* [Task prompt] Identify the lines that contain the string "data", then copy each of them.

═════ Records supplied

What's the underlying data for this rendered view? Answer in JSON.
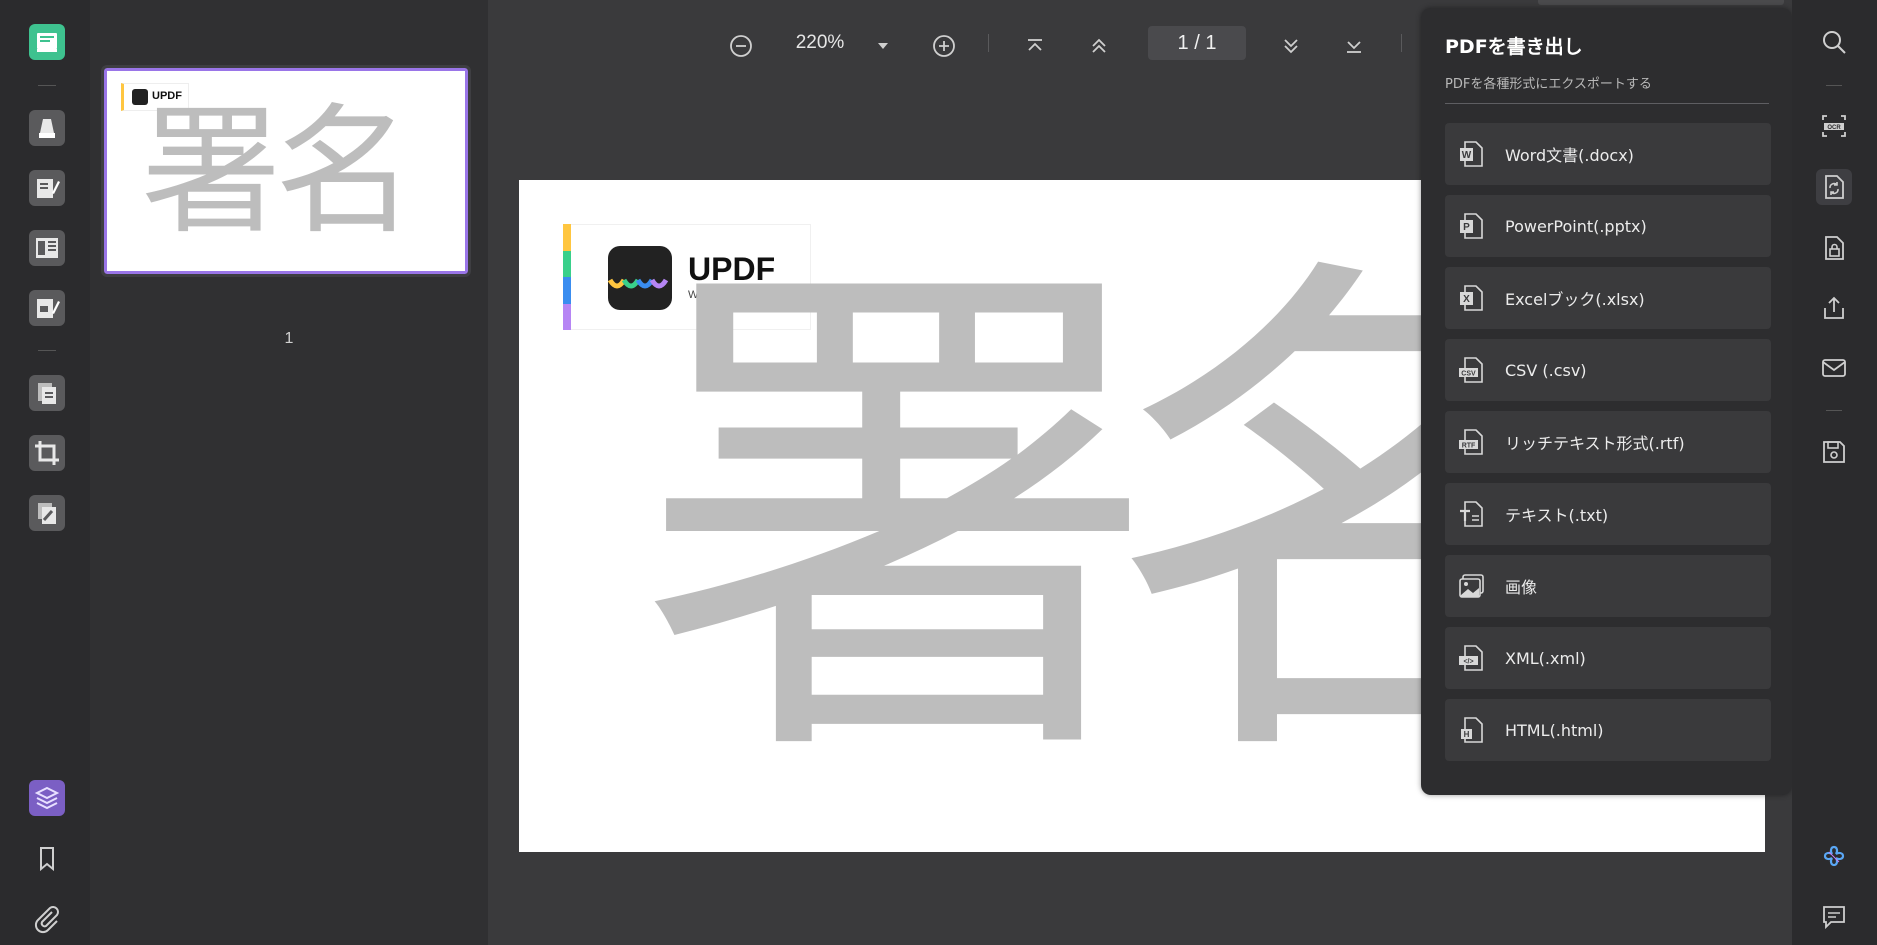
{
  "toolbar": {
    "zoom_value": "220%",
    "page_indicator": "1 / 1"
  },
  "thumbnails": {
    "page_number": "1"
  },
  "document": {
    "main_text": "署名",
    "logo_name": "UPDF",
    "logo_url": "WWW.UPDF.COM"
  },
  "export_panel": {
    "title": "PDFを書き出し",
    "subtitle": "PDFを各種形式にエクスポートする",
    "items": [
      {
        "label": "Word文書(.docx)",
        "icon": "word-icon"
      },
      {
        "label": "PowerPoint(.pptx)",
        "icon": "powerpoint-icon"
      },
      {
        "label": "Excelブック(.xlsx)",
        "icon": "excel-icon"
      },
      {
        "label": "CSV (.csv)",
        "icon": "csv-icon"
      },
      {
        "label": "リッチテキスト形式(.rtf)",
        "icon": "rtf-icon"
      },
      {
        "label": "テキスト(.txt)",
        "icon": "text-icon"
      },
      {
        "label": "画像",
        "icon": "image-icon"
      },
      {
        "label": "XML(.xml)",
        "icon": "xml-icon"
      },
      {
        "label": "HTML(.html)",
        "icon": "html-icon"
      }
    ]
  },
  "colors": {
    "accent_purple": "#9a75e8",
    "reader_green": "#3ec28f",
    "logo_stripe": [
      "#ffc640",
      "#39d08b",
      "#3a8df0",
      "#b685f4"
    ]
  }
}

══════════
═════ Records supplied

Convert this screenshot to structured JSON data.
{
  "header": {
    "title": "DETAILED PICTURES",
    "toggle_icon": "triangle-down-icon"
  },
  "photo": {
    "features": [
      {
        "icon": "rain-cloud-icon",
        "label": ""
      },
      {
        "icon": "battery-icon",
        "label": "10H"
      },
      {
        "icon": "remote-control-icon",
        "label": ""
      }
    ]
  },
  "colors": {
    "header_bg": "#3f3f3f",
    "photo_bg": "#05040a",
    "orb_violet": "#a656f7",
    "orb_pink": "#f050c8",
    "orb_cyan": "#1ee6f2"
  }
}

══════════

* [Answer below]
What's the underlying data for this rendered view? Answer in JSON.
Convert this screenshot to structured JSON data.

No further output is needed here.